Figure record listings
## start

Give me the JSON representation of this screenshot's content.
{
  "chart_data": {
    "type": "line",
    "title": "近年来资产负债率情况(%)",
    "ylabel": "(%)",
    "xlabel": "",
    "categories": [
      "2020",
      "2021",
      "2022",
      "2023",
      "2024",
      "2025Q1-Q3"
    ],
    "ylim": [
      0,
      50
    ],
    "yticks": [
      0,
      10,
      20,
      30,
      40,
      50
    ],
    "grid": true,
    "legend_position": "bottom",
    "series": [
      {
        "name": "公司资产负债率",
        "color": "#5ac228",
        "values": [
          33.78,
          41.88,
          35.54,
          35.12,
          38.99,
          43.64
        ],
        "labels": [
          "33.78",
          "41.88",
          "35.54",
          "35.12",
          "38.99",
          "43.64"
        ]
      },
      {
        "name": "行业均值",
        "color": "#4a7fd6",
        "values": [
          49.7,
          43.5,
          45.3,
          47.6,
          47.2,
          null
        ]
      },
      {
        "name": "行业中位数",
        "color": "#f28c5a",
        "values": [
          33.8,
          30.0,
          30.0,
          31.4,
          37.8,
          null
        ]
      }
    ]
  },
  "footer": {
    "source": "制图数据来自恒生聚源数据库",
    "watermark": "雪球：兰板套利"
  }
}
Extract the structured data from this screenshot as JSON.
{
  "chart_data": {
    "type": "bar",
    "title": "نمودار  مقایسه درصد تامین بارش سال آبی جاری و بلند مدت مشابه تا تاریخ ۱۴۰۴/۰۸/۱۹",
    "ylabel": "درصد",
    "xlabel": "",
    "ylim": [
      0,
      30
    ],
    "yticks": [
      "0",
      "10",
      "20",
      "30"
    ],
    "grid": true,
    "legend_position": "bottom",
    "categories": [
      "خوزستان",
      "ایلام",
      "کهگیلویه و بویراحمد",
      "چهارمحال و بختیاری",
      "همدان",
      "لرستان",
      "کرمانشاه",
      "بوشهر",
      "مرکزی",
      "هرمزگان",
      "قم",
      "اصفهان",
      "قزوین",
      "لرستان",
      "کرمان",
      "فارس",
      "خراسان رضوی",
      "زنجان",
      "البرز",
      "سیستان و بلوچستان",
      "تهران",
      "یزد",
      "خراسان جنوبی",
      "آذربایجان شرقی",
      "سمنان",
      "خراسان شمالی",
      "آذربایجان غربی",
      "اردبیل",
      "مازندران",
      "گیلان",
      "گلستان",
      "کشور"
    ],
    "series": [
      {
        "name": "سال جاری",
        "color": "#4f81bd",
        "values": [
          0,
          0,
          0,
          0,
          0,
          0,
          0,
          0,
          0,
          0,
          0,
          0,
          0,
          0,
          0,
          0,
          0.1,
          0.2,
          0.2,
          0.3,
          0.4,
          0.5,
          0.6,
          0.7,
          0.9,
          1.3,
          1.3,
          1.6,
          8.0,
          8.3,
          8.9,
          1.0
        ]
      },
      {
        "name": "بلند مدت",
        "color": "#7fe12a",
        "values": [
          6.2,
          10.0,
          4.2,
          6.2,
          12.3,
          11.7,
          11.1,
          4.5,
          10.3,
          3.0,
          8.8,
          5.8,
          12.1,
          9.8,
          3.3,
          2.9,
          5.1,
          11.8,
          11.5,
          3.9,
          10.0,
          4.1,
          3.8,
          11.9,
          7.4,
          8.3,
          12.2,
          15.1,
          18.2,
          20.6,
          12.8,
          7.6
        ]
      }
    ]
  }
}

## end

*Work to complete*:
Extract all of the data shown above and repeat it verbatim.

*Reply*:
Give me the JSON representation of this screenshot's content.
{
  "chart_data": {
    "type": "line",
    "title": "近年来资产负债率情况(%)",
    "ylabel": "(%)",
    "xlabel": "",
    "categories": [
      "2020",
      "2021",
      "2022",
      "2023",
      "2024",
      "2025Q1-Q3"
    ],
    "ylim": [
      0,
      50
    ],
    "yticks": [
      0,
      10,
      20,
      30,
      40,
      50
    ],
    "grid": true,
    "legend_position": "bottom",
    "series": [
      {
        "name": "公司资产负债率",
        "color": "#5ac228",
        "values": [
          33.78,
          41.88,
          35.54,
          35.12,
          38.99,
          43.64
        ],
        "labels": [
          "33.78",
          "41.88",
          "35.54",
          "35.12",
          "38.99",
          "43.64"
        ]
      },
      {
        "name": "行业均值",
        "color": "#4a7fd6",
        "values": [
          49.7,
          43.5,
          45.3,
          47.6,
          47.2,
          null
        ]
      },
      {
        "name": "行业中位数",
        "color": "#f28c5a",
        "values": [
          33.8,
          30.0,
          30.0,
          31.4,
          37.8,
          null
        ]
      }
    ]
  },
  "footer": {
    "source": "制图数据来自恒生聚源数据库",
    "watermark": "雪球：兰板套利"
  }
}
Extract the structured data from this screenshot as JSON.
{
  "chart_data": {
    "type": "bar",
    "title": "نمودار  مقایسه درصد تامین بارش سال آبی جاری و بلند مدت مشابه تا تاریخ ۱۴۰۴/۰۸/۱۹",
    "ylabel": "درصد",
    "xlabel": "",
    "ylim": [
      0,
      30
    ],
    "yticks": [
      "0",
      "10",
      "20",
      "30"
    ],
    "grid": true,
    "legend_position": "bottom",
    "categories": [
      "خوزستان",
      "ایلام",
      "کهگیلویه و بویراحمد",
      "چهارمحال و بختیاری",
      "همدان",
      "لرستان",
      "کرمانشاه",
      "بوشهر",
      "مرکزی",
      "هرمزگان",
      "قم",
      "اصفهان",
      "قزوین",
      "لرستان",
      "کرمان",
      "فارس",
      "خراسان رضوی",
      "زنجان",
      "البرز",
      "سیستان و بلوچستان",
      "تهران",
      "یزد",
      "خراسان جنوبی",
      "آذربایجان شرقی",
      "سمنان",
      "خراسان شمالی",
      "آذربایجان غربی",
      "اردبیل",
      "مازندران",
      "گیلان",
      "گلستان",
      "کشور"
    ],
    "series": [
      {
        "name": "سال جاری",
        "color": "#4f81bd",
        "values": [
          0,
          0,
          0,
          0,
          0,
          0,
          0,
          0,
          0,
          0,
          0,
          0,
          0,
          0,
          0,
          0,
          0.1,
          0.2,
          0.2,
          0.3,
          0.4,
          0.5,
          0.6,
          0.7,
          0.9,
          1.3,
          1.3,
          1.6,
          8.0,
          8.3,
          8.9,
          1.0
        ]
      },
      {
        "name": "بلند مدت",
        "color": "#7fe12a",
        "values": [
          6.2,
          10.0,
          4.2,
          6.2,
          12.3,
          11.7,
          11.1,
          4.5,
          10.3,
          3.0,
          8.8,
          5.8,
          12.1,
          9.8,
          3.3,
          2.9,
          5.1,
          11.8,
          11.5,
          3.9,
          10.0,
          4.1,
          3.8,
          11.9,
          7.4,
          8.3,
          12.2,
          15.1,
          18.2,
          20.6,
          12.8,
          7.6
        ]
      }
    ]
  }
}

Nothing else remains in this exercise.